» Task goal: Return only those lines of the listing in which "screenshot" appears.

━━━━━━━━━━━━━━━━━━━━

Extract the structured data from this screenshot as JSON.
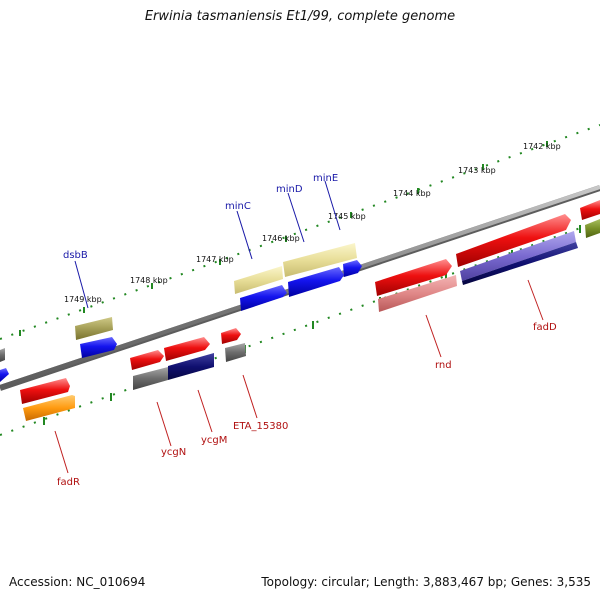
{
  "title": "Erwinia tasmaniensis Et1/99, complete genome",
  "accession": "Accession: NC_010694",
  "topology": "Topology: circular; Length: 3,883,467 bp; Genes: 3,535",
  "colors": {
    "backbone": "#8a8a8a",
    "tick_dots": "#228822",
    "label_top": "#1a1aa8",
    "label_bottom": "#b01010",
    "red_gene": "#e01010",
    "blue_gene": "#1010e0",
    "yellow_gene": "#e6dc96",
    "olive_gene": "#a09a50",
    "navy_gene": "#101070",
    "gray_gene": "#6a6a6a",
    "pink_gene": "#e08888",
    "orange_gene": "#ff9a10",
    "purple_gene": "#7a6ad0",
    "green_gene": "#789028"
  },
  "kbp_labels": [
    "1742 kbp",
    "1743 kbp",
    "1744 kbp",
    "1745 kbp",
    "1746 kbp",
    "1747 kbp",
    "1748 kbp",
    "1749 kbp"
  ],
  "top_gene_labels": [
    "minE",
    "minD",
    "minC",
    "dsbB"
  ],
  "bottom_gene_labels": [
    "fadD",
    "rnd",
    "ETA_15380",
    "ycgM",
    "ycgN",
    "fadR"
  ]
}
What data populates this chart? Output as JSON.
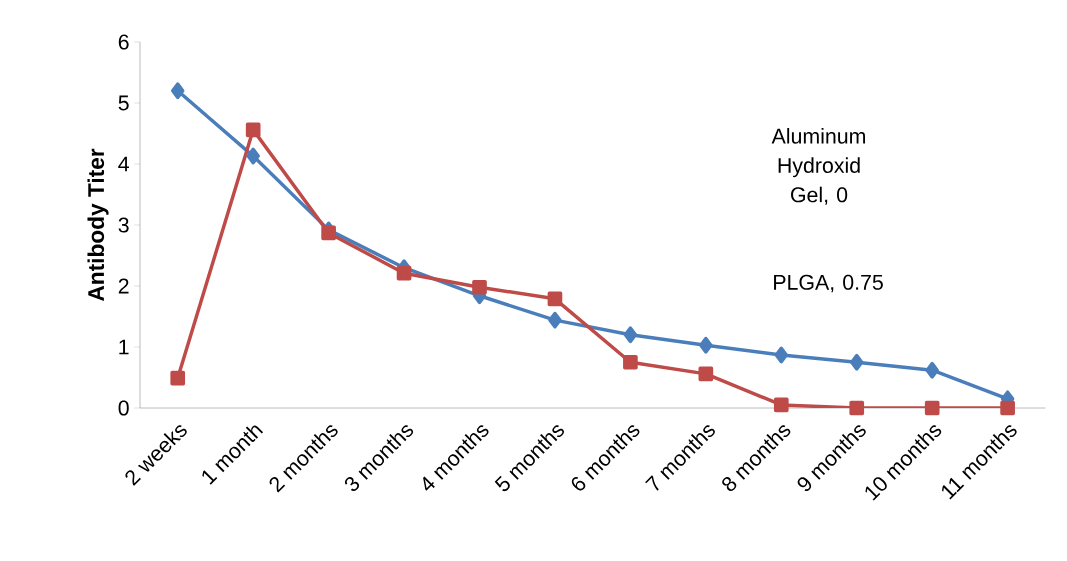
{
  "chart_data": {
    "type": "line",
    "ylabel": "Antibody Titer",
    "categories": [
      "2 weeks",
      "1  month",
      "2 months",
      "3 months",
      "4 months",
      "5 months",
      "6 months",
      "7 months",
      "8 months",
      "9 months",
      "10 months",
      "11 months"
    ],
    "series": [
      {
        "color": "#4a7ebb",
        "marker": "diamond",
        "values": [
          5.2,
          4.13,
          2.92,
          2.3,
          1.84,
          1.44,
          1.2,
          1.03,
          0.87,
          0.75,
          0.62,
          0.15
        ]
      },
      {
        "color": "#be4b48",
        "marker": "square",
        "values": [
          0.49,
          4.56,
          2.87,
          2.21,
          1.98,
          1.79,
          0.75,
          0.56,
          0.05,
          0,
          0,
          0
        ]
      }
    ],
    "ylim": [
      0,
      6
    ],
    "yticks": [
      0,
      1,
      2,
      3,
      4,
      5,
      6
    ],
    "grid": false,
    "annotations": [
      "Aluminum Hydroxid Gel, 0",
      "PLGA, 0.75"
    ]
  }
}
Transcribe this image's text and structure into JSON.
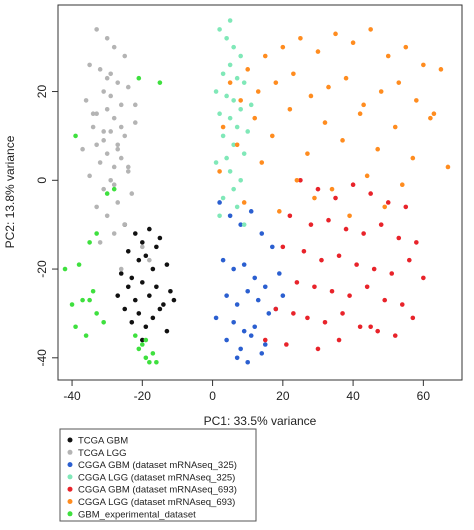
{
  "chart_data": {
    "type": "scatter",
    "x_label": "PC1: 33.5% variance",
    "y_label": "PC2: 13.8% variance",
    "xlim": [
      -44,
      71
    ],
    "ylim": [
      -45,
      39.5
    ],
    "xticks": [
      -40,
      -20,
      0,
      20,
      40,
      60
    ],
    "yticks": [
      -40,
      -20,
      0,
      20
    ],
    "series": [
      {
        "name": "TCGA GBM",
        "color": "#111111",
        "x": [
          -25,
          -22,
          -20,
          -18,
          -15,
          -24,
          -21,
          -19,
          -17,
          -13,
          -26,
          -23,
          -20,
          -16,
          -12,
          -27,
          -22,
          -18,
          -14,
          -11,
          -25,
          -21,
          -17,
          -15,
          -23,
          -19,
          -13,
          -20,
          -24,
          -16
        ],
        "values": [
          -10,
          -12,
          -14,
          -11,
          -13,
          -16,
          -18,
          -17,
          -20,
          -19,
          -21,
          -22,
          -23,
          -24,
          -25,
          -26,
          -27,
          -26,
          -28,
          -27,
          -29,
          -30,
          -31,
          -29,
          -32,
          -33,
          -34,
          -36,
          -24,
          -15
        ]
      },
      {
        "name": "TCGA LGG",
        "color": "#b4b4b4",
        "x": [
          -33,
          -30,
          -28,
          -25,
          -35,
          -32,
          -29,
          -27,
          -24,
          -31,
          -36,
          -26,
          -30,
          -33,
          -28,
          -22,
          -34,
          -29,
          -25,
          -31,
          -27,
          -37,
          -30,
          -26,
          -32,
          -28,
          -24,
          -35,
          -29,
          -31,
          -23,
          -27,
          -33,
          -30,
          -25,
          -28,
          -32,
          -20,
          -18,
          -26,
          -29,
          -34,
          -31,
          -27,
          -24,
          -30,
          -22,
          -28,
          -26,
          -33
        ],
        "values": [
          34,
          32,
          30,
          28,
          26,
          25,
          24,
          22,
          21,
          20,
          18,
          17,
          16,
          15,
          14,
          13,
          12,
          11,
          10,
          9,
          8,
          7,
          6,
          5,
          4,
          3,
          2,
          1,
          0,
          -2,
          -3,
          -5,
          -6,
          -8,
          -10,
          -12,
          -14,
          -15,
          -18,
          -20,
          19,
          15,
          11,
          7,
          3,
          23,
          17,
          -1,
          12,
          8
        ]
      },
      {
        "name": "CGGA GBM (dataset mRNAseq_325)",
        "color": "#2b5fd0",
        "x": [
          2,
          5,
          8,
          11,
          14,
          17,
          3,
          6,
          9,
          12,
          15,
          19,
          4,
          7,
          10,
          13,
          16,
          1,
          6,
          9,
          12,
          18,
          4,
          8,
          11,
          15,
          7,
          10,
          14,
          20
        ],
        "values": [
          -5,
          -8,
          -10,
          -7,
          -12,
          -15,
          -18,
          -20,
          -19,
          -22,
          -24,
          -21,
          -26,
          -28,
          -25,
          -27,
          -30,
          -31,
          -32,
          -34,
          -33,
          -29,
          -36,
          -38,
          -35,
          -37,
          -40,
          -41,
          -39,
          -26
        ]
      },
      {
        "name": "CGGA LGG (dataset mRNAseq_325)",
        "color": "#80e8b8",
        "x": [
          2,
          4,
          6,
          8,
          5,
          3,
          7,
          9,
          1,
          4,
          6,
          8,
          2,
          5,
          7,
          10,
          3,
          6,
          9,
          4,
          1,
          5,
          8,
          6,
          3,
          7,
          2,
          9,
          5,
          11
        ],
        "values": [
          34,
          32,
          30,
          28,
          26,
          24,
          23,
          22,
          20,
          19,
          18,
          16,
          15,
          14,
          12,
          11,
          10,
          8,
          6,
          5,
          4,
          2,
          0,
          -2,
          -4,
          -6,
          -8,
          -10,
          36,
          17
        ]
      },
      {
        "name": "CGGA GBM (dataset mRNAseq_693)",
        "color": "#e8232a",
        "x": [
          25,
          30,
          35,
          40,
          45,
          50,
          55,
          22,
          28,
          33,
          38,
          43,
          48,
          53,
          58,
          20,
          26,
          31,
          36,
          41,
          46,
          51,
          56,
          60,
          24,
          29,
          34,
          39,
          44,
          49,
          54,
          18,
          23,
          27,
          32,
          37,
          42,
          47,
          52,
          57,
          15,
          21,
          30,
          36,
          45
        ],
        "values": [
          0,
          -2,
          -4,
          -1,
          -3,
          -5,
          -6,
          -8,
          -10,
          -9,
          -11,
          -12,
          -10,
          -13,
          -14,
          -15,
          -16,
          -18,
          -17,
          -19,
          -20,
          -21,
          -18,
          -22,
          -23,
          -24,
          -25,
          -26,
          -24,
          -27,
          -28,
          -29,
          -30,
          -31,
          -32,
          -30,
          -33,
          -34,
          -35,
          -31,
          -36,
          -37,
          -38,
          -36,
          -33
        ]
      },
      {
        "name": "CGGA LGG (dataset mRNAseq_693)",
        "color": "#ff8c1f",
        "x": [
          5,
          10,
          15,
          20,
          25,
          30,
          35,
          40,
          45,
          50,
          55,
          60,
          65,
          8,
          13,
          18,
          23,
          28,
          33,
          38,
          43,
          48,
          53,
          58,
          63,
          3,
          12,
          22,
          32,
          42,
          52,
          62,
          7,
          17,
          27,
          37,
          47,
          57,
          67,
          2,
          14,
          24,
          34,
          44,
          54,
          9,
          19,
          29,
          39,
          49
        ],
        "values": [
          22,
          25,
          28,
          30,
          32,
          29,
          33,
          31,
          34,
          28,
          30,
          26,
          25,
          18,
          20,
          22,
          24,
          19,
          21,
          23,
          17,
          20,
          22,
          18,
          15,
          12,
          14,
          16,
          13,
          15,
          12,
          14,
          8,
          10,
          6,
          9,
          7,
          5,
          3,
          2,
          4,
          0,
          -2,
          1,
          -1,
          -5,
          -7,
          -4,
          -8,
          -6
        ]
      },
      {
        "name": "GBM_experimental_dataset",
        "color": "#3ee03e",
        "x": [
          -40,
          -37,
          -35,
          -33,
          -31,
          -39,
          -36,
          -34,
          -21,
          -19,
          -18,
          -22,
          -20,
          -17,
          -38,
          -35,
          -42,
          -30,
          -16,
          -19,
          -28,
          -21,
          -39,
          -33,
          -15
        ],
        "values": [
          -28,
          -27,
          -27,
          -30,
          -32,
          -33,
          -35,
          -25,
          -38,
          -40,
          -41,
          -35,
          -37,
          -39,
          -19,
          -14,
          -20,
          -3,
          -41,
          -36,
          -2,
          23,
          10,
          -12,
          22
        ]
      }
    ]
  }
}
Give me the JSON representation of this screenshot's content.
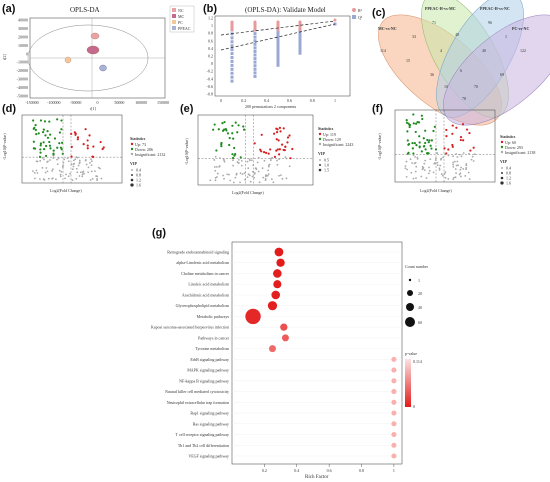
{
  "panels": {
    "a": {
      "label": "(a)",
      "title": "OPLS-DA",
      "xlabel": "t[1]",
      "ylabel": "t[2]",
      "xticks": [
        "-150000",
        "-100000",
        "-50000",
        "0",
        "50000",
        "100000",
        "150000"
      ],
      "yticks": [
        "40000",
        "30000",
        "20000",
        "10000",
        "0",
        "-10000",
        "-20000",
        "-30000",
        "-40000",
        "-50000"
      ],
      "legend": [
        "NC",
        "MC",
        "PC",
        "PPEAC"
      ]
    },
    "b": {
      "label": "(b)",
      "title": "(OPLS-DA): Validate Model",
      "xlabel": "200 permutations 2 components",
      "xticks": [
        "0",
        "0.2",
        "0.4",
        "0.6",
        "0.8",
        "1"
      ],
      "yticks": [
        "1.2",
        "1",
        "0.8",
        "0.6",
        "0.4",
        "0.2",
        "0",
        "-0.2",
        "-0.4",
        "-0.6",
        "-0.8"
      ],
      "legend": [
        "R²",
        "Q²"
      ]
    },
    "c": {
      "label": "(c)",
      "sets": [
        "MC-vs-NC",
        "PPEAC-H-vs-MC",
        "PPEAC-H-vs-NC",
        "PC-vs-NC"
      ],
      "counts": [
        "114",
        "71",
        "96",
        "122",
        "33",
        "48",
        "1",
        "15",
        "4",
        "40",
        "36",
        "6",
        "10",
        "70",
        "69",
        "78"
      ]
    },
    "d": {
      "label": "(d)",
      "xlabel": "Log2(Fold Change)",
      "ylabel": "-Log10(P-value)",
      "stats_title": "Statistics",
      "up": "Up: 73",
      "down": "Down: 286",
      "insig": "Insignificant: 2132",
      "vip_title": "VIP",
      "vip": [
        "0.4",
        "0.8",
        "1.2",
        "1.6"
      ]
    },
    "e": {
      "label": "(e)",
      "xlabel": "Log2(Fold Change)",
      "ylabel": "-Log10(P-value)",
      "stats_title": "Statistics",
      "up": "Up: 119",
      "down": "Down: 129",
      "insig": "Insignificant: 2243",
      "vip_title": "VIP",
      "vip": [
        "0.5",
        "1.0",
        "1.5"
      ]
    },
    "f": {
      "label": "(f)",
      "xlabel": "Log2(Fold Change)",
      "ylabel": "-Log10(P-value)",
      "stats_title": "Statistics",
      "up": "Up: 60",
      "down": "Down: 293",
      "insig": "Insignificant: 2138",
      "vip_title": "VIP",
      "vip": [
        "0.4",
        "0.8",
        "1.2",
        "1.6"
      ]
    },
    "g": {
      "label": "(g)",
      "xlabel": "Rich Factor",
      "count_title": "Count number",
      "count_values": [
        "1",
        "20",
        "40",
        "60"
      ],
      "pvalue_title": "p-value",
      "pvalue_range": [
        "0.114",
        "0"
      ]
    }
  },
  "colors": {
    "NC": "#e9a3a3",
    "MC": "#c56a8e",
    "PC": "#f2c79c",
    "PPEAC": "#a8b3d8",
    "up": "#d42020",
    "down": "#1f8a1f",
    "insig": "#a9a9a9",
    "R2": "#e79b9b",
    "Q2": "#9aa8d6",
    "dot_high": "#e53030",
    "dot_low": "#f4b0b0"
  },
  "chart_data": {
    "type": "scatter",
    "title": "",
    "xlabel": "Rich Factor",
    "ylabel": "",
    "xlim": [
      0,
      1.05
    ],
    "xticks": [
      0.2,
      0.4,
      0.6,
      0.8,
      1.0
    ],
    "categories": [
      "Retrograde endocannabinoid signaling",
      "alpha-Linolenic acid metabolism",
      "Choline metabolism in cancer",
      "Linoleic acid metabolism",
      "Arachidonic acid metabolism",
      "Glycerophospholipid metabolism",
      "Metabolic pathways",
      "Kaposi sarcoma-associated herpesvirus infection",
      "Pathways in cancer",
      "Tyrosine metabolism",
      "ErbB signaling pathway",
      "MAPK signaling pathway",
      "NF-kappa B signaling pathway",
      "Natural killer cell mediated cytotoxicity",
      "Neutrophil extracellular trap formation",
      "Rap1 signaling pathway",
      "Ras signaling pathway",
      "T cell receptor signaling pathway",
      "Th1 and Th2 cell differentiation",
      "VEGF signaling pathway"
    ],
    "rich_factor": [
      0.29,
      0.3,
      0.28,
      0.28,
      0.27,
      0.25,
      0.13,
      0.32,
      0.33,
      0.25,
      1.0,
      1.0,
      1.0,
      1.0,
      1.0,
      1.0,
      1.0,
      1.0,
      1.0,
      1.0
    ],
    "count": [
      12,
      10,
      11,
      9,
      11,
      14,
      62,
      6,
      5,
      5,
      1,
      1,
      1,
      1,
      1,
      1,
      1,
      1,
      1,
      1
    ],
    "p_value": [
      0.0,
      0.0,
      0.002,
      0.002,
      0.003,
      0.004,
      0.01,
      0.04,
      0.05,
      0.06,
      0.114,
      0.114,
      0.114,
      0.114,
      0.114,
      0.114,
      0.114,
      0.114,
      0.114,
      0.114
    ]
  }
}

━━━━━━━━━━━━━━━━━━━━

» Result of the exercise:
Extract the structured data from this screenshot as JSON.
Give me the JSON representation of this screenshot's content.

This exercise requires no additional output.